Stated problem
Report how many lines contain the word "exceedances"; answer with the number only.

Saved entries
======

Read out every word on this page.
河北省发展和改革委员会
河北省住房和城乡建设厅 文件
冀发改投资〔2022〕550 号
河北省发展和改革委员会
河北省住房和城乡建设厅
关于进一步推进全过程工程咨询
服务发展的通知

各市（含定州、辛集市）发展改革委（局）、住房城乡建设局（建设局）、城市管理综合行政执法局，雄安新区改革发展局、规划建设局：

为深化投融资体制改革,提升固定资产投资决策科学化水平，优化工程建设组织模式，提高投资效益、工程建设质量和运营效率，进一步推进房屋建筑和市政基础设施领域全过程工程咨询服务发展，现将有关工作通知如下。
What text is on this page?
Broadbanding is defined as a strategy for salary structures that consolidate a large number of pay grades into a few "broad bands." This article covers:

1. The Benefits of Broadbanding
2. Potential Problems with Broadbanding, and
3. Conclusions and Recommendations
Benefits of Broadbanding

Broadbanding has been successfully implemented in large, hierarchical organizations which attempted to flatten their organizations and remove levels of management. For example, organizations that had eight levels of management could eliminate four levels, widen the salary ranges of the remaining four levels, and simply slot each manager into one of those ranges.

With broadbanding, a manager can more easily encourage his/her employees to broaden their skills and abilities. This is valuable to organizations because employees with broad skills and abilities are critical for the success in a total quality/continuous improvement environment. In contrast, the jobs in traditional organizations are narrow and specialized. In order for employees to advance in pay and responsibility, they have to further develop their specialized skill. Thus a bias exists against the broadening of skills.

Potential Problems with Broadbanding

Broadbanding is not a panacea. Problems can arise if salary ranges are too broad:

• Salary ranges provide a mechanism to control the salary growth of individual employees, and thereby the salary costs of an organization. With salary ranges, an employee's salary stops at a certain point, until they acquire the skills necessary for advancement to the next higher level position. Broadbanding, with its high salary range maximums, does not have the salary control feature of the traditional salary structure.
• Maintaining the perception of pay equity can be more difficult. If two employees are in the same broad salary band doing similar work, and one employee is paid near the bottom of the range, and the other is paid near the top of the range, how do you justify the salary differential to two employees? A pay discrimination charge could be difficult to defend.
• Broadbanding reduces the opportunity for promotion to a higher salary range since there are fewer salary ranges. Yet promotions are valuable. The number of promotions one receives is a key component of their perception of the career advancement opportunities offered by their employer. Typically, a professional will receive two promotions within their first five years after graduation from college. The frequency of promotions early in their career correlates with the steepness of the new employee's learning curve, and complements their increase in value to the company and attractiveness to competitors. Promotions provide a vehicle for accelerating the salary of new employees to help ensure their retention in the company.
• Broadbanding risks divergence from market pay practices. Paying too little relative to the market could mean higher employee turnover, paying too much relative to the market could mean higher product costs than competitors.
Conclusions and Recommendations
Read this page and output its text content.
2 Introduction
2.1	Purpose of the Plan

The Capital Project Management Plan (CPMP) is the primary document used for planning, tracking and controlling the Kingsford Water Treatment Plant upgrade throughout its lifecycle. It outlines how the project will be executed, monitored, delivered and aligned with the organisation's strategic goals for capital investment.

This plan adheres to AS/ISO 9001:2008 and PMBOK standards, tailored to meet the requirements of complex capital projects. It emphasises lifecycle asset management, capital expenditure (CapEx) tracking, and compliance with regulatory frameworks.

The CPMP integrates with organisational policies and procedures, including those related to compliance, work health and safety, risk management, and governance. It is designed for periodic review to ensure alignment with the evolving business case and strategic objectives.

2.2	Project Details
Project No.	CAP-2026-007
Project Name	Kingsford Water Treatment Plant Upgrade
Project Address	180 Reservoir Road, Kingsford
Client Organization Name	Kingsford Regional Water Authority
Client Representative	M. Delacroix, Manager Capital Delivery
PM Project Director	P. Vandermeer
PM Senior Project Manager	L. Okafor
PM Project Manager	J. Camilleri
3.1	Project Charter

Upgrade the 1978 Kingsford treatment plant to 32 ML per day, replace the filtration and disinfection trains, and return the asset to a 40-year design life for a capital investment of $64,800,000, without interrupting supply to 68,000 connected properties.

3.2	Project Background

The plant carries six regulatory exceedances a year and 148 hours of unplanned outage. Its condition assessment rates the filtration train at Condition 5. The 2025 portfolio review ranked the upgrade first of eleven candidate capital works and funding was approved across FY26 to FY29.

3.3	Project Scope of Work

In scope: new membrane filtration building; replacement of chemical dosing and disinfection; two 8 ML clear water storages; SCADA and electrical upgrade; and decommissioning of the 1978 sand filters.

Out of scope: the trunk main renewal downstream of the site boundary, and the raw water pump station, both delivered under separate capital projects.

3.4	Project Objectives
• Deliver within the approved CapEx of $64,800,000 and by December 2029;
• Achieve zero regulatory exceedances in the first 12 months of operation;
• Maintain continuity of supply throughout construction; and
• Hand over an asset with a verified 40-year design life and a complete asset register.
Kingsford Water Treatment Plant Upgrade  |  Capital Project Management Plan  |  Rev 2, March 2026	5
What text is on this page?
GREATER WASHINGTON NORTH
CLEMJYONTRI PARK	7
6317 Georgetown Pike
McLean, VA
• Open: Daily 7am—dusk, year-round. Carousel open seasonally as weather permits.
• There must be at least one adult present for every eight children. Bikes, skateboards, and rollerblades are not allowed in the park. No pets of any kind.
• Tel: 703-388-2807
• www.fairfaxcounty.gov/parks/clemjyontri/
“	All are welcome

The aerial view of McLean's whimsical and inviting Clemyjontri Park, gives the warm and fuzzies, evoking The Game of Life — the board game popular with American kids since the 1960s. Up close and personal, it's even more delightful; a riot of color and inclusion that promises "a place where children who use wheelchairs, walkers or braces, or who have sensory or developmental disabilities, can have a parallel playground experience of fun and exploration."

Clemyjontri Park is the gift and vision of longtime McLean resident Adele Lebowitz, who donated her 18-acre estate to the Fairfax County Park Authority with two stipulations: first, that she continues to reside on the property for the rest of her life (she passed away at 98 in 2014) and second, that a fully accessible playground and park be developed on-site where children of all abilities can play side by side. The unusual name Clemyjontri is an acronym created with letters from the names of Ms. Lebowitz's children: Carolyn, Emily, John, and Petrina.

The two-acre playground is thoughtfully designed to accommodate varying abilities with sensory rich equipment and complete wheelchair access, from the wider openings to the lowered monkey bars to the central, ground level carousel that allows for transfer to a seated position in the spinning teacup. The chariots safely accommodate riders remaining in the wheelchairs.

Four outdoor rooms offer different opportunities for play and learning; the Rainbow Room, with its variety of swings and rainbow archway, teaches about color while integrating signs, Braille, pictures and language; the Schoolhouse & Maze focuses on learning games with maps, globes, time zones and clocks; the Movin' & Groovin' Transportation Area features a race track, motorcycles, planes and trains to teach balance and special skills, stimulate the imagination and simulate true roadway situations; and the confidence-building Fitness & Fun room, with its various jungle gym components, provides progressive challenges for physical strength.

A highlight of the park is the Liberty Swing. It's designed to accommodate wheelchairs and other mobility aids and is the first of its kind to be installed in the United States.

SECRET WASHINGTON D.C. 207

======

Task answer
2